** BEGIN Supplied entries **

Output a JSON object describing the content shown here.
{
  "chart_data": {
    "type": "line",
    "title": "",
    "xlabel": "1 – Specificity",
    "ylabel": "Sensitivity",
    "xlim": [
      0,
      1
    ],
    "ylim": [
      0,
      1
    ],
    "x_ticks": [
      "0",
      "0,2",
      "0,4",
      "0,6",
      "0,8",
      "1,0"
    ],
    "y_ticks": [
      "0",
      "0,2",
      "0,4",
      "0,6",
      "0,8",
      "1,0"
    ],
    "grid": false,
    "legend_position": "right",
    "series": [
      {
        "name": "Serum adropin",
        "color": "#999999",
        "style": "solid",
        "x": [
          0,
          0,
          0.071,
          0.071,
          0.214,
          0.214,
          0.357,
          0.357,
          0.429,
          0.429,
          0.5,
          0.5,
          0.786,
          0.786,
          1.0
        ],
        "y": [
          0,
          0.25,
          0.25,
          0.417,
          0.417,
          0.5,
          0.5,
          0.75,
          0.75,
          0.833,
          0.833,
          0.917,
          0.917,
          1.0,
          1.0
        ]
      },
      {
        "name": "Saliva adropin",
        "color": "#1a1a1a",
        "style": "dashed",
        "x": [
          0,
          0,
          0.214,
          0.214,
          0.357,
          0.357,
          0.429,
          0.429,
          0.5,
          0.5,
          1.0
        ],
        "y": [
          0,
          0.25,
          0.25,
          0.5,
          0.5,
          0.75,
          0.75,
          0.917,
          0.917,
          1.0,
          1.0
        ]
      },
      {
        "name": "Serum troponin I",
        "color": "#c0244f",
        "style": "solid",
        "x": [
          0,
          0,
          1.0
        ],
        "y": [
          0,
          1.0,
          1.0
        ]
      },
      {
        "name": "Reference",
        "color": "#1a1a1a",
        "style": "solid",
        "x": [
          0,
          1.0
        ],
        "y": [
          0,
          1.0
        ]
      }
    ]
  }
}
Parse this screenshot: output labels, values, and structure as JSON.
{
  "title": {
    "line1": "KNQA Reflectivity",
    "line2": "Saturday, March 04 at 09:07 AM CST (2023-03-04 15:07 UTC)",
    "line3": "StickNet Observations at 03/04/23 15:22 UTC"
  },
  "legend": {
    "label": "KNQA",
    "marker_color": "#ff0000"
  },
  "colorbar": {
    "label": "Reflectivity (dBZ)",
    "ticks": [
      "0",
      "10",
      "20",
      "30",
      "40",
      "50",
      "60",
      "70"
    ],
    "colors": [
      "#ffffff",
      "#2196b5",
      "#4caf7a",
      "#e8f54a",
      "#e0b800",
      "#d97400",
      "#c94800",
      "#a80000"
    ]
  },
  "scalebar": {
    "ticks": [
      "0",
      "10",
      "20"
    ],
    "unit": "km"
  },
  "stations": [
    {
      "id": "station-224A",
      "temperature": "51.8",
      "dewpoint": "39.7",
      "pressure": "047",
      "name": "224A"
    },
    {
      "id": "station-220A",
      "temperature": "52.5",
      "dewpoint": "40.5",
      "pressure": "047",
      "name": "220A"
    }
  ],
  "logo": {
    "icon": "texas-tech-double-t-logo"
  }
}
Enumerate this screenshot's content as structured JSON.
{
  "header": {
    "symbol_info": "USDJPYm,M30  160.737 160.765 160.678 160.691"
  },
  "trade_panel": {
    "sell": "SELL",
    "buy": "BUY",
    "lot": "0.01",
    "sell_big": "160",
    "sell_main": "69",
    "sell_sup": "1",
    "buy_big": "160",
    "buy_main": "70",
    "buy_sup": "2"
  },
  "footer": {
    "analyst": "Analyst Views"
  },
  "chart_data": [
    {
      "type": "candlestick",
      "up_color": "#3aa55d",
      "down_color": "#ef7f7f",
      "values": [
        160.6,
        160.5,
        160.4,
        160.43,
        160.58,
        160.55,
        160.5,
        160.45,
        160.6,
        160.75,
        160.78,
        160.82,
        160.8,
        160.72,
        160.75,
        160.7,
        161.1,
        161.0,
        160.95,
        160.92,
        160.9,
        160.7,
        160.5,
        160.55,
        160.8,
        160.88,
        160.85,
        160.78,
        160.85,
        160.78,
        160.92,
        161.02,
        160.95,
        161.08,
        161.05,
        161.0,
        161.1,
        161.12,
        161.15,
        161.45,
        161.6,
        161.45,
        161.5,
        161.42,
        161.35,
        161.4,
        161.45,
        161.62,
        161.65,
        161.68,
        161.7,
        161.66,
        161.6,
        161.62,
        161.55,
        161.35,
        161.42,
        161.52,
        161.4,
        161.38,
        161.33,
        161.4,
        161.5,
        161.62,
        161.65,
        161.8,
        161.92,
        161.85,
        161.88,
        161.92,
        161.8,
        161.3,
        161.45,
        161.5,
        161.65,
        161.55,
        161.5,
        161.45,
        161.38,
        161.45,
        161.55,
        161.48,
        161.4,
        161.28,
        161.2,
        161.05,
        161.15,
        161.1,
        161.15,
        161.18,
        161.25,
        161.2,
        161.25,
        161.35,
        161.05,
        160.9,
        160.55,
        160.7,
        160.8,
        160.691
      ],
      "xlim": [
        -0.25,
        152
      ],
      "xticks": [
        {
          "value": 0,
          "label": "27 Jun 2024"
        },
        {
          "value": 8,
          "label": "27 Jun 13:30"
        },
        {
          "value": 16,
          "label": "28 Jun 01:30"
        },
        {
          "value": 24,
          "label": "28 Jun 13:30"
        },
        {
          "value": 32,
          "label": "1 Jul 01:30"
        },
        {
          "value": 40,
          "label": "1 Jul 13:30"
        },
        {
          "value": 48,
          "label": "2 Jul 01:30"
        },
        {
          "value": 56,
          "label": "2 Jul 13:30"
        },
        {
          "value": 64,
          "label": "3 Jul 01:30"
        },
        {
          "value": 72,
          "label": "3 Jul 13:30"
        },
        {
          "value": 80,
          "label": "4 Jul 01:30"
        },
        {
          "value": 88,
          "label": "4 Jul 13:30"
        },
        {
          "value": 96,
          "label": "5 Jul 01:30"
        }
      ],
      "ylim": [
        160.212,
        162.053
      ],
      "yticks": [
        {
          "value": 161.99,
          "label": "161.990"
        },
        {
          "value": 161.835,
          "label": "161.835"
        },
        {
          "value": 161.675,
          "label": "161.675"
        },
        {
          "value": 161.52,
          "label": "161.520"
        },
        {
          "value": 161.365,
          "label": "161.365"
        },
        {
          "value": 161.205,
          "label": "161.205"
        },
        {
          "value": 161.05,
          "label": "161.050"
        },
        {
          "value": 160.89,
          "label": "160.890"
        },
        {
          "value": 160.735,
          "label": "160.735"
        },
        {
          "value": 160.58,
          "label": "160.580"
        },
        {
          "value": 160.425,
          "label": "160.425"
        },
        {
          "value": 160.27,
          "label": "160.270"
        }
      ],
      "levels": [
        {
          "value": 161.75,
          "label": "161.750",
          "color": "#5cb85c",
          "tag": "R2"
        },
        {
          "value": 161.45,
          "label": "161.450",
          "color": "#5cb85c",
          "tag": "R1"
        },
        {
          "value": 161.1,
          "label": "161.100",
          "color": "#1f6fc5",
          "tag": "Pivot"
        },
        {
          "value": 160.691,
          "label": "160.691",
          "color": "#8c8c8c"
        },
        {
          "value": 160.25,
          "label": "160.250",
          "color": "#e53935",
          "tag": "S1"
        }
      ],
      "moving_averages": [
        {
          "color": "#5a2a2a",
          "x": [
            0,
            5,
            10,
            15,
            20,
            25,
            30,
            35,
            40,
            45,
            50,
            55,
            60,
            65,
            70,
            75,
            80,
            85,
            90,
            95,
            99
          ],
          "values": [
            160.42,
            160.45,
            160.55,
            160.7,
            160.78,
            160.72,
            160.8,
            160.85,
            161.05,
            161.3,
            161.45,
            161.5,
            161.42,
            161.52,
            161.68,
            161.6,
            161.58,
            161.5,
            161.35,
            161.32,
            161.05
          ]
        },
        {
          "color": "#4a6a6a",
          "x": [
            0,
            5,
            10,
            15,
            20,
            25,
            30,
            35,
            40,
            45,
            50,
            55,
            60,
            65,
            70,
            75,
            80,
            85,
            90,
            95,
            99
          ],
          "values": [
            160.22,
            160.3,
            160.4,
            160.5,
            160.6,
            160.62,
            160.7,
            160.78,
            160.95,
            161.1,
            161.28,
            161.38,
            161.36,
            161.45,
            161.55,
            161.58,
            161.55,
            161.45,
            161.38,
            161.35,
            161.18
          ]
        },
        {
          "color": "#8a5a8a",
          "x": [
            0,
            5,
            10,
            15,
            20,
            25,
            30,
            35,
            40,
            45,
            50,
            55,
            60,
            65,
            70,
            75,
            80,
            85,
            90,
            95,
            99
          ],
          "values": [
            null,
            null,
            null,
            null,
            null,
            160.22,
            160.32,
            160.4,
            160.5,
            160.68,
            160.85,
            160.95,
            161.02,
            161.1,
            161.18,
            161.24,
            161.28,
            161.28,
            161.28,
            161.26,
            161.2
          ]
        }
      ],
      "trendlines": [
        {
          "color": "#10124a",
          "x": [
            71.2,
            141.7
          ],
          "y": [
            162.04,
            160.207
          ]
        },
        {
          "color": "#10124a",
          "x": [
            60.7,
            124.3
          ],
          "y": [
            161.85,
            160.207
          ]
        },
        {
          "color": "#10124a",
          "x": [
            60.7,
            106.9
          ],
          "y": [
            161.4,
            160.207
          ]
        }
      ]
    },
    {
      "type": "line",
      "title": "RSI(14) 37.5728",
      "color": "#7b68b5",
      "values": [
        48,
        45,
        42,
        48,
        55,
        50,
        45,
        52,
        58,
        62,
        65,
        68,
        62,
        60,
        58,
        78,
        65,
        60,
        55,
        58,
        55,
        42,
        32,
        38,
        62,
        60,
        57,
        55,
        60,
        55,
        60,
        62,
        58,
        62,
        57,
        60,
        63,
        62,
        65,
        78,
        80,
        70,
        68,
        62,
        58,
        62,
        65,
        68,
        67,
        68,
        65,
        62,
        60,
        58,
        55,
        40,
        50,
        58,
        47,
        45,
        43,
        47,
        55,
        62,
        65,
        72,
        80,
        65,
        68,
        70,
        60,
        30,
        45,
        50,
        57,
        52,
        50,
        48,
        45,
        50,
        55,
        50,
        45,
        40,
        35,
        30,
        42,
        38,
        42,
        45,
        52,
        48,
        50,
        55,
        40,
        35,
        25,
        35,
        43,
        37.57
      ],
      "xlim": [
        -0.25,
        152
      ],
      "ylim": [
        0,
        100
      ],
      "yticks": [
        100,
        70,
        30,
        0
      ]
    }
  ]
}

** END Supplied entries **

● **The problem**
Scan the listing above and identify each line holding the string "Reflectivity"; copy every such line.

● **The result**
    "line1": "KNQA Reflectivity",
    "label": "Reflectivity (dBZ)",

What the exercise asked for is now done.